> Working data:
#####

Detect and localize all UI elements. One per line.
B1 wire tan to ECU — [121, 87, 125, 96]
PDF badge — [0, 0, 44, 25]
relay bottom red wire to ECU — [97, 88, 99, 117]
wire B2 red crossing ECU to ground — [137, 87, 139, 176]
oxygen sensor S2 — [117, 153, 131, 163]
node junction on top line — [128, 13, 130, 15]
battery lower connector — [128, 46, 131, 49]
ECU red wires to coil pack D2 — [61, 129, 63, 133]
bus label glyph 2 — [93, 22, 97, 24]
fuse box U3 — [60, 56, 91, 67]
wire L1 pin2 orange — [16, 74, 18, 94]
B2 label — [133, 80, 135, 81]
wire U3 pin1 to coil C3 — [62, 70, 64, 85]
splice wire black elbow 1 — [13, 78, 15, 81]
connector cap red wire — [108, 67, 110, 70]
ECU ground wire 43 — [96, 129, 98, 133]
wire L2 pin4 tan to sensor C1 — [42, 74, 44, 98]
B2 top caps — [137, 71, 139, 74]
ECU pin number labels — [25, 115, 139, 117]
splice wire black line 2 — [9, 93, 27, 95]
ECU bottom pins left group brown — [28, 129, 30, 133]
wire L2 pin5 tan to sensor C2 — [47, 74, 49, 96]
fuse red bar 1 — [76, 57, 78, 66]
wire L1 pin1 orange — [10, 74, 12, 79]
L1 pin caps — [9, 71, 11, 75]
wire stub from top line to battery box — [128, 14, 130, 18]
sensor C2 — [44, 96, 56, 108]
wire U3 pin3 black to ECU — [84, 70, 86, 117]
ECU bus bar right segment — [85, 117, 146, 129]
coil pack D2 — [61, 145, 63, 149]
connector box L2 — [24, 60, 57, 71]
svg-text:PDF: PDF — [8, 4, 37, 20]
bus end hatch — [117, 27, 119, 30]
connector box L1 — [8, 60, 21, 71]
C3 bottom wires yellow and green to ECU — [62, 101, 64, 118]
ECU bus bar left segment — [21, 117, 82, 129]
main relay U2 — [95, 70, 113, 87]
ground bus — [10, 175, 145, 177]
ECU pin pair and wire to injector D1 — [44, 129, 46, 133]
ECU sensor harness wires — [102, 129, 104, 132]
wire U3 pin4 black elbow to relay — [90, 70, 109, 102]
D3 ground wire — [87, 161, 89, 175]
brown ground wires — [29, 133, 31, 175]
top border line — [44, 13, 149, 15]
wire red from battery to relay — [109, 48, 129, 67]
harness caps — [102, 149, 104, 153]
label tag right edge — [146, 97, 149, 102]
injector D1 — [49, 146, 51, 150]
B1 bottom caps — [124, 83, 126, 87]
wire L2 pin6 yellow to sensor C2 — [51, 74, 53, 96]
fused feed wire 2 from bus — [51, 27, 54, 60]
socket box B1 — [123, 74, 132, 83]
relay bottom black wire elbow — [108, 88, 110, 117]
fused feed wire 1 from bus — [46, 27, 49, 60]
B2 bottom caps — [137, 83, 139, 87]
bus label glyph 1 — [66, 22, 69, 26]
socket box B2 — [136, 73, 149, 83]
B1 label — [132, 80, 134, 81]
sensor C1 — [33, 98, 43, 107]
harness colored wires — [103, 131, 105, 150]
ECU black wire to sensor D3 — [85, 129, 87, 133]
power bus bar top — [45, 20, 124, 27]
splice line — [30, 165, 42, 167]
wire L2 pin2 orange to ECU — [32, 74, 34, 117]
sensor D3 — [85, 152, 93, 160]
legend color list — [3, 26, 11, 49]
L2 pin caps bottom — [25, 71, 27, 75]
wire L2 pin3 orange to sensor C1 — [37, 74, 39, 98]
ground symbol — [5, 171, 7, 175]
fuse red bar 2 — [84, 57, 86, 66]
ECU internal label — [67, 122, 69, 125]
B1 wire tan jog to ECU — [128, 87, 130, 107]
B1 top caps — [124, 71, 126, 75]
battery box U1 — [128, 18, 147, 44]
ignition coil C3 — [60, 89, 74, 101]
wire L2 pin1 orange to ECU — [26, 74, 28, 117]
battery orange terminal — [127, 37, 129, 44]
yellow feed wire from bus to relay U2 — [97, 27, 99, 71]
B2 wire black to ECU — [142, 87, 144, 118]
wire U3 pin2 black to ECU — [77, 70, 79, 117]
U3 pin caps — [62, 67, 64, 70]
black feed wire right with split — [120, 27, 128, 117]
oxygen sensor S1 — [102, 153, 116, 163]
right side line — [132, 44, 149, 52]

#####

> Requirement: Reproduce every row above, word for word and in the same order.

> Answer to the problem:
Detect and localize all UI elements. One per line.
B1 wire tan to ECU — [121, 87, 125, 96]
PDF badge — [0, 0, 44, 25]
relay bottom red wire to ECU — [97, 88, 99, 117]
wire B2 red crossing ECU to ground — [137, 87, 139, 176]
oxygen sensor S2 — [117, 153, 131, 163]
node junction on top line — [128, 13, 130, 15]
battery lower connector — [128, 46, 131, 49]
ECU red wires to coil pack D2 — [61, 129, 63, 133]
bus label glyph 2 — [93, 22, 97, 24]
fuse box U3 — [60, 56, 91, 67]
wire L1 pin2 orange — [16, 74, 18, 94]
B2 label — [133, 80, 135, 81]
wire U3 pin1 to coil C3 — [62, 70, 64, 85]
splice wire black elbow 1 — [13, 78, 15, 81]
connector cap red wire — [108, 67, 110, 70]
ECU ground wire 43 — [96, 129, 98, 133]
wire L2 pin4 tan to sensor C1 — [42, 74, 44, 98]
B2 top caps — [137, 71, 139, 74]
ECU pin number labels — [25, 115, 139, 117]
splice wire black line 2 — [9, 93, 27, 95]
ECU bottom pins left group brown — [28, 129, 30, 133]
wire L2 pin5 tan to sensor C2 — [47, 74, 49, 96]
fuse red bar 1 — [76, 57, 78, 66]
wire L1 pin1 orange — [10, 74, 12, 79]
L1 pin caps — [9, 71, 11, 75]
wire stub from top line to battery box — [128, 14, 130, 18]
sensor C2 — [44, 96, 56, 108]
wire U3 pin3 black to ECU — [84, 70, 86, 117]
ECU bus bar right segment — [85, 117, 146, 129]
coil pack D2 — [61, 145, 63, 149]
connector box L2 — [24, 60, 57, 71]
svg-text:PDF: PDF — [8, 4, 37, 20]
bus end hatch — [117, 27, 119, 30]
connector box L1 — [8, 60, 21, 71]
C3 bottom wires yellow and green to ECU — [62, 101, 64, 118]
ECU bus bar left segment — [21, 117, 82, 129]
main relay U2 — [95, 70, 113, 87]
ground bus — [10, 175, 145, 177]
ECU pin pair and wire to injector D1 — [44, 129, 46, 133]
ECU sensor harness wires — [102, 129, 104, 132]
wire U3 pin4 black elbow to relay — [90, 70, 109, 102]
D3 ground wire — [87, 161, 89, 175]
brown ground wires — [29, 133, 31, 175]
top border line — [44, 13, 149, 15]
wire red from battery to relay — [109, 48, 129, 67]
harness caps — [102, 149, 104, 153]
label tag right edge — [146, 97, 149, 102]
injector D1 — [49, 146, 51, 150]
B1 bottom caps — [124, 83, 126, 87]
wire L2 pin6 yellow to sensor C2 — [51, 74, 53, 96]
fused feed wire 2 from bus — [51, 27, 54, 60]
socket box B1 — [123, 74, 132, 83]
relay bottom black wire elbow — [108, 88, 110, 117]
fused feed wire 1 from bus — [46, 27, 49, 60]
B2 bottom caps — [137, 83, 139, 87]
bus label glyph 1 — [66, 22, 69, 26]
socket box B2 — [136, 73, 149, 83]
B1 label — [132, 80, 134, 81]
sensor C1 — [33, 98, 43, 107]
harness colored wires — [103, 131, 105, 150]
ECU black wire to sensor D3 — [85, 129, 87, 133]
power bus bar top — [45, 20, 124, 27]
splice line — [30, 165, 42, 167]
wire L2 pin2 orange to ECU — [32, 74, 34, 117]
sensor D3 — [85, 152, 93, 160]
legend color list — [3, 26, 11, 49]
L2 pin caps bottom — [25, 71, 27, 75]
wire L2 pin3 orange to sensor C1 — [37, 74, 39, 98]
ground symbol — [5, 171, 7, 175]
fuse red bar 2 — [84, 57, 86, 66]
ECU internal label — [67, 122, 69, 125]
B1 wire tan jog to ECU — [128, 87, 130, 107]
B1 top caps — [124, 71, 126, 75]
battery box U1 — [128, 18, 147, 44]
ignition coil C3 — [60, 89, 74, 101]
wire L2 pin1 orange to ECU — [26, 74, 28, 117]
battery orange terminal — [127, 37, 129, 44]
yellow feed wire from bus to relay U2 — [97, 27, 99, 71]
B2 wire black to ECU — [142, 87, 144, 118]
wire U3 pin2 black to ECU — [77, 70, 79, 117]
U3 pin caps — [62, 67, 64, 70]
black feed wire right with split — [120, 27, 128, 117]
oxygen sensor S1 — [102, 153, 116, 163]
right side line — [132, 44, 149, 52]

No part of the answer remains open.